EXERCISE DESCRIPTION
Copy the listing below word for word, from its first line through the line containing "machine-select[interactable]: DCT001-021 数控车床FTC", with both of those lines included.

THE INPUT
-- BEGIN --

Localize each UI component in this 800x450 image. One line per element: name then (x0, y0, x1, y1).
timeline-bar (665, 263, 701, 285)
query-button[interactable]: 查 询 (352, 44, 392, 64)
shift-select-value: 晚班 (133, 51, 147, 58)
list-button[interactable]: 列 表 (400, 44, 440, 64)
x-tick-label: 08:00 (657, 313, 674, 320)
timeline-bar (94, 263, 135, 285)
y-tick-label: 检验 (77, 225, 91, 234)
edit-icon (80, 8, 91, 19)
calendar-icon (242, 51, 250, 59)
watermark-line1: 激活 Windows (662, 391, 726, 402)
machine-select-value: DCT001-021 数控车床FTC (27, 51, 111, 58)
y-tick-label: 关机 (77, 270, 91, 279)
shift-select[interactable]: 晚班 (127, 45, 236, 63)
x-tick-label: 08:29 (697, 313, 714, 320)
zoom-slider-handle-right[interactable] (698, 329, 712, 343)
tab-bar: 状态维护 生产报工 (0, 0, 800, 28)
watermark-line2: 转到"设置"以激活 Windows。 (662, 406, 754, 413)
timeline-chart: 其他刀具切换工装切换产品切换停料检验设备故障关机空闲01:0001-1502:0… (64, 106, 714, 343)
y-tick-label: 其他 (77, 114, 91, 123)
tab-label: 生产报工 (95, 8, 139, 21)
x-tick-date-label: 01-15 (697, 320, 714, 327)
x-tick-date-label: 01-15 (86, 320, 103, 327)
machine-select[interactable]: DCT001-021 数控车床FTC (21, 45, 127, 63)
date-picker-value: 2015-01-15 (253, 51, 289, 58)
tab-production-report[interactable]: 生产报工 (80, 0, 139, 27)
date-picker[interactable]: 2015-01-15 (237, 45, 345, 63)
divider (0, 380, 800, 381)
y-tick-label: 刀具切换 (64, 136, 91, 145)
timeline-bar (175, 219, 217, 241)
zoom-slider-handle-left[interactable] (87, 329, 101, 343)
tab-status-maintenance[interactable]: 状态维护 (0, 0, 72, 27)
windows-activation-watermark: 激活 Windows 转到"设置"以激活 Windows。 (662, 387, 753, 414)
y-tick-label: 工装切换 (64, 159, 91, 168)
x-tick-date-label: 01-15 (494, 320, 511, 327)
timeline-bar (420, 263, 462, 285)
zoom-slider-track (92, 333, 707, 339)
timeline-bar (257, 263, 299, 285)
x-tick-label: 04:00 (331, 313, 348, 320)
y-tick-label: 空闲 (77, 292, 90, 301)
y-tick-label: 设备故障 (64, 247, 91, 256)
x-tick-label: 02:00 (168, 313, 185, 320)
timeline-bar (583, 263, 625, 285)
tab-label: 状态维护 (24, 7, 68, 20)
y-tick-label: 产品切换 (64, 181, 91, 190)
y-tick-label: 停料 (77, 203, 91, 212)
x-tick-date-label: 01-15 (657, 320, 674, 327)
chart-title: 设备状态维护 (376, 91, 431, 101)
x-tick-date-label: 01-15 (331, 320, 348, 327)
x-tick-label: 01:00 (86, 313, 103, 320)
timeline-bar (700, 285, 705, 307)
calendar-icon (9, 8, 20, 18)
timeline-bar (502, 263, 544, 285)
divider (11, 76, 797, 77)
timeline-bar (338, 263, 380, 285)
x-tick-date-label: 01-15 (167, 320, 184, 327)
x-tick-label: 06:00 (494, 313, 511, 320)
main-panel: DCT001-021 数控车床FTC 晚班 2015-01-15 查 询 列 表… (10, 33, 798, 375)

-- END --

ANSWER BELOW
Localize each UI component in this 800x450 image. One line per element: name then (x0, y0, x1, y1).
timeline-bar (665, 263, 701, 285)
query-button[interactable]: 查 询 (352, 44, 392, 64)
shift-select-value: 晚班 (133, 51, 147, 58)
list-button[interactable]: 列 表 (400, 44, 440, 64)
x-tick-label: 08:00 (657, 313, 674, 320)
timeline-bar (94, 263, 135, 285)
y-tick-label: 检验 (77, 225, 91, 234)
edit-icon (80, 8, 91, 19)
calendar-icon (242, 51, 250, 59)
watermark-line1: 激活 Windows (662, 391, 726, 402)
machine-select-value: DCT001-021 数控车床FTC (27, 51, 111, 58)
y-tick-label: 关机 (77, 270, 91, 279)
shift-select[interactable]: 晚班 (127, 45, 236, 63)
x-tick-label: 08:29 (697, 313, 714, 320)
zoom-slider-handle-right[interactable] (698, 329, 712, 343)
tab-bar: 状态维护 生产报工 (0, 0, 800, 28)
watermark-line2: 转到"设置"以激活 Windows。 (662, 406, 754, 413)
timeline-chart: 其他刀具切换工装切换产品切换停料检验设备故障关机空闲01:0001-1502:0… (64, 106, 714, 343)
y-tick-label: 其他 (77, 114, 91, 123)
tab-label: 生产报工 (95, 8, 139, 21)
x-tick-date-label: 01-15 (697, 320, 714, 327)
x-tick-date-label: 01-15 (86, 320, 103, 327)
machine-select[interactable]: DCT001-021 数控车床FTC (21, 45, 127, 63)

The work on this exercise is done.